**PROBLEM STATEMENT**
Output all the data exactly. Pictures do not belong in the copy.

**DATASET ROWS**

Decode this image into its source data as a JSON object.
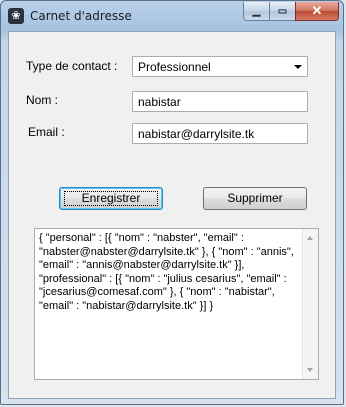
{
  "window": {
    "title": "Carnet d'adresse",
    "icon": "paw-icon",
    "controls": {
      "minimize": "minimize-icon",
      "maximize": "maximize-icon",
      "close": "close-icon"
    }
  },
  "form": {
    "contact_type_label": "Type de contact :",
    "contact_type_value": "Professionnel",
    "name_label": "Nom :",
    "name_value": "nabistar",
    "email_label": "Email :",
    "email_value": "nabistar@darrylsite.tk"
  },
  "buttons": {
    "save_label": "Enregistrer",
    "delete_label": "Supprimer"
  },
  "output": {
    "json_text": "{ \"personal\" : [{ \"nom\" : \"nabster\", \"email\" : \"nabster@nabster@darrylsite.tk\" }, { \"nom\" : \"annis\", \"email\" : \"annis@nabster@darrylsite.tk\" }], \"professional\" : [{ \"nom\" : \"julius cesarius\", \"email\" : \"jcesarius@comesaf.com\" }, { \"nom\" : \"nabistar\", \"email\" : \"nabistar@darrylsite.tk\" }] }"
  }
}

**WRITTEN ANSWER**
Decode this image into its source data as a JSON object.
{
  "window": {
    "title": "Carnet d'adresse",
    "icon": "paw-icon",
    "controls": {
      "minimize": "minimize-icon",
      "maximize": "maximize-icon",
      "close": "close-icon"
    }
  },
  "form": {
    "contact_type_label": "Type de contact :",
    "contact_type_value": "Professionnel",
    "name_label": "Nom :",
    "name_value": "nabistar",
    "email_label": "Email :",
    "email_value": "nabistar@darrylsite.tk"
  },
  "buttons": {
    "save_label": "Enregistrer",
    "delete_label": "Supprimer"
  },
  "output": {
    "json_text": "{ \"personal\" : [{ \"nom\" : \"nabster\", \"email\" : \"nabster@nabster@darrylsite.tk\" }, { \"nom\" : \"annis\", \"email\" : \"annis@nabster@darrylsite.tk\" }], \"professional\" : [{ \"nom\" : \"julius cesarius\", \"email\" : \"jcesarius@comesaf.com\" }, { \"nom\" : \"nabistar\", \"email\" : \"nabistar@darrylsite.tk\" }] }"
  }
}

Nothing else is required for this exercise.